Give back each entry unchanged, minus pictures.

- Dataset entries -
=====

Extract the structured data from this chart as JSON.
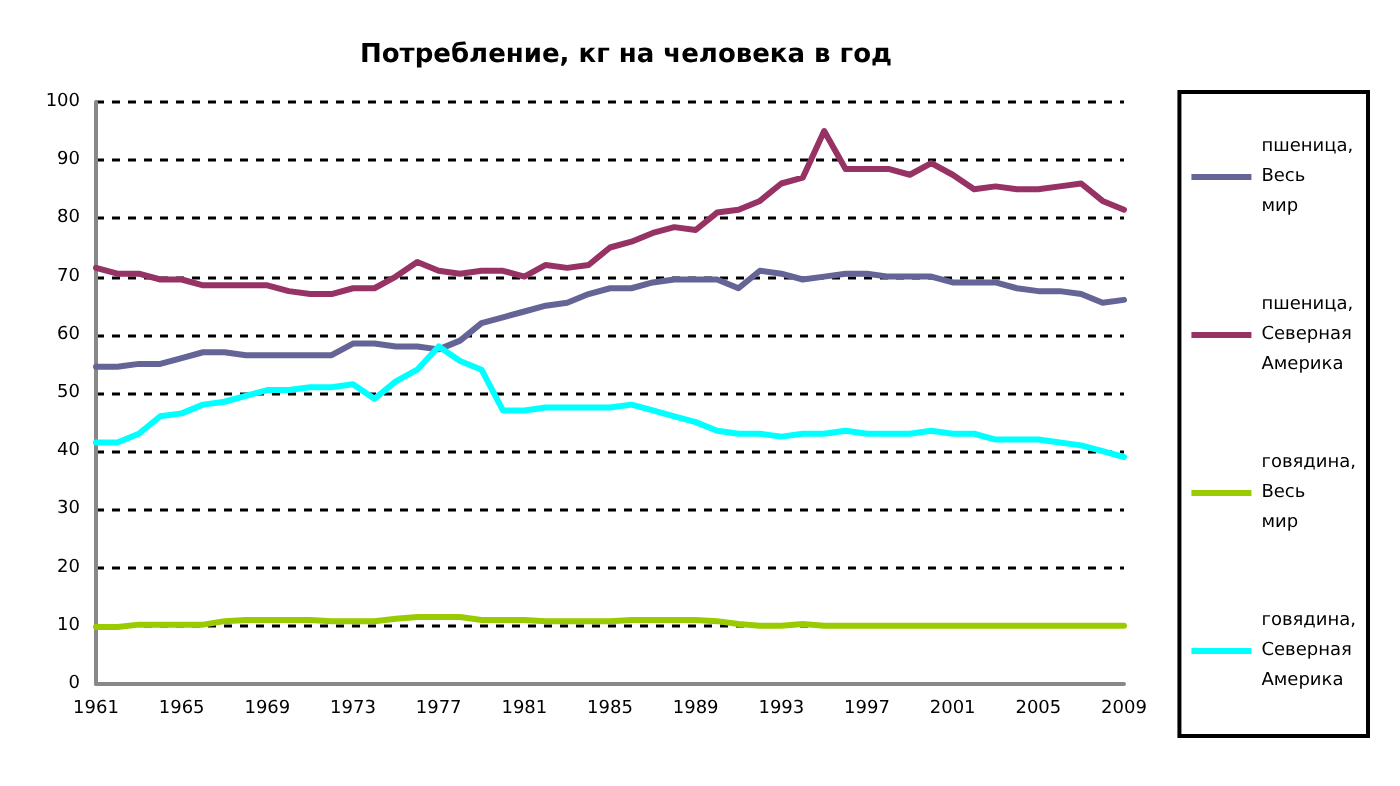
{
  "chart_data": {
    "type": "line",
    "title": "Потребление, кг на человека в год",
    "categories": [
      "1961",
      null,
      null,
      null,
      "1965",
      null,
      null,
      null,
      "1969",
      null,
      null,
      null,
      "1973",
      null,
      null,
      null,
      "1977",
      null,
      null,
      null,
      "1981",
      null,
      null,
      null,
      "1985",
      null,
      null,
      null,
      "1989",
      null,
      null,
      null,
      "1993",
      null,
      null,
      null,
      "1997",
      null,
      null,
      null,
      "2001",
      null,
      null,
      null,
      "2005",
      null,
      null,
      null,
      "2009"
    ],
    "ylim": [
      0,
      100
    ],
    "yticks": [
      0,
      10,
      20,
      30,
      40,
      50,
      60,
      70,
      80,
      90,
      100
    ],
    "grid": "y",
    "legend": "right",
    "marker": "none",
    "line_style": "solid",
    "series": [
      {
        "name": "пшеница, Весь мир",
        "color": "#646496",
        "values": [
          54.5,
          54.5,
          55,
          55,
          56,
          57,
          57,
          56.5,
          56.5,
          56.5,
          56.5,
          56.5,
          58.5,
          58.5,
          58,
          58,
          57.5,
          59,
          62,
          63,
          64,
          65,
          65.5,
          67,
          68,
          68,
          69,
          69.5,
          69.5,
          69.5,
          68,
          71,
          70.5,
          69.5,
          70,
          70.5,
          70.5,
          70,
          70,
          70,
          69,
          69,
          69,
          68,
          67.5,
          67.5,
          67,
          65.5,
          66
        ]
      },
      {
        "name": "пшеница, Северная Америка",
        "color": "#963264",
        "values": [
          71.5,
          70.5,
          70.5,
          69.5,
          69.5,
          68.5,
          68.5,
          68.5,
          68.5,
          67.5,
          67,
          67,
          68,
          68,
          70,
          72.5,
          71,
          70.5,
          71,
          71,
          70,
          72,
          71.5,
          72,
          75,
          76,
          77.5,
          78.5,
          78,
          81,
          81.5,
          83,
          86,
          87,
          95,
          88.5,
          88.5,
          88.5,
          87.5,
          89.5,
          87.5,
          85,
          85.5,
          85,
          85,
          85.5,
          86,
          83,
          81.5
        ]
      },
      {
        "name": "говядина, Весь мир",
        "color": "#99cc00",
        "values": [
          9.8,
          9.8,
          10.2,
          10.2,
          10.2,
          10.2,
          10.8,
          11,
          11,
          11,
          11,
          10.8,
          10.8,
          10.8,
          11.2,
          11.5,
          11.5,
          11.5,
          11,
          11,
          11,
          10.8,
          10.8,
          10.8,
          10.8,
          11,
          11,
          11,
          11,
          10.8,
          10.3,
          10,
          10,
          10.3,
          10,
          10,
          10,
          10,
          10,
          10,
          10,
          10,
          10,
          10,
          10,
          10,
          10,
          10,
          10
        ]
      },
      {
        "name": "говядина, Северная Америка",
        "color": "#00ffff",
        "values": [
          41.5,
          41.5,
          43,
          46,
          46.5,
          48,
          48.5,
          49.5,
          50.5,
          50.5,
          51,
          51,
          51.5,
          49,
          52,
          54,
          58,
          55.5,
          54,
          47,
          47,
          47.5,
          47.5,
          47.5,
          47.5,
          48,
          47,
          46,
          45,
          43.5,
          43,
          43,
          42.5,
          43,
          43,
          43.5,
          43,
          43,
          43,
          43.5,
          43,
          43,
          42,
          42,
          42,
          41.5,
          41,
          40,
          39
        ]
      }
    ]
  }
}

=====

- Task result -
Extract the structured data from this chart as JSON.
{
  "chart_data": {
    "type": "line",
    "title": "Потребление, кг на человека в год",
    "categories": [
      "1961",
      null,
      null,
      null,
      "1965",
      null,
      null,
      null,
      "1969",
      null,
      null,
      null,
      "1973",
      null,
      null,
      null,
      "1977",
      null,
      null,
      null,
      "1981",
      null,
      null,
      null,
      "1985",
      null,
      null,
      null,
      "1989",
      null,
      null,
      null,
      "1993",
      null,
      null,
      null,
      "1997",
      null,
      null,
      null,
      "2001",
      null,
      null,
      null,
      "2005",
      null,
      null,
      null,
      "2009"
    ],
    "ylim": [
      0,
      100
    ],
    "yticks": [
      0,
      10,
      20,
      30,
      40,
      50,
      60,
      70,
      80,
      90,
      100
    ],
    "grid": "y",
    "legend": "right",
    "marker": "none",
    "line_style": "solid",
    "series": [
      {
        "name": "пшеница, Весь мир",
        "color": "#646496",
        "values": [
          54.5,
          54.5,
          55,
          55,
          56,
          57,
          57,
          56.5,
          56.5,
          56.5,
          56.5,
          56.5,
          58.5,
          58.5,
          58,
          58,
          57.5,
          59,
          62,
          63,
          64,
          65,
          65.5,
          67,
          68,
          68,
          69,
          69.5,
          69.5,
          69.5,
          68,
          71,
          70.5,
          69.5,
          70,
          70.5,
          70.5,
          70,
          70,
          70,
          69,
          69,
          69,
          68,
          67.5,
          67.5,
          67,
          65.5,
          66
        ]
      },
      {
        "name": "пшеница, Северная Америка",
        "color": "#963264",
        "values": [
          71.5,
          70.5,
          70.5,
          69.5,
          69.5,
          68.5,
          68.5,
          68.5,
          68.5,
          67.5,
          67,
          67,
          68,
          68,
          70,
          72.5,
          71,
          70.5,
          71,
          71,
          70,
          72,
          71.5,
          72,
          75,
          76,
          77.5,
          78.5,
          78,
          81,
          81.5,
          83,
          86,
          87,
          95,
          88.5,
          88.5,
          88.5,
          87.5,
          89.5,
          87.5,
          85,
          85.5,
          85,
          85,
          85.5,
          86,
          83,
          81.5
        ]
      },
      {
        "name": "говядина, Весь мир",
        "color": "#99cc00",
        "values": [
          9.8,
          9.8,
          10.2,
          10.2,
          10.2,
          10.2,
          10.8,
          11,
          11,
          11,
          11,
          10.8,
          10.8,
          10.8,
          11.2,
          11.5,
          11.5,
          11.5,
          11,
          11,
          11,
          10.8,
          10.8,
          10.8,
          10.8,
          11,
          11,
          11,
          11,
          10.8,
          10.3,
          10,
          10,
          10.3,
          10,
          10,
          10,
          10,
          10,
          10,
          10,
          10,
          10,
          10,
          10,
          10,
          10,
          10,
          10
        ]
      },
      {
        "name": "говядина, Северная Америка",
        "color": "#00ffff",
        "values": [
          41.5,
          41.5,
          43,
          46,
          46.5,
          48,
          48.5,
          49.5,
          50.5,
          50.5,
          51,
          51,
          51.5,
          49,
          52,
          54,
          58,
          55.5,
          54,
          47,
          47,
          47.5,
          47.5,
          47.5,
          47.5,
          48,
          47,
          46,
          45,
          43.5,
          43,
          43,
          42.5,
          43,
          43,
          43.5,
          43,
          43,
          43,
          43.5,
          43,
          43,
          42,
          42,
          42,
          41.5,
          41,
          40,
          39
        ]
      }
    ]
  }
}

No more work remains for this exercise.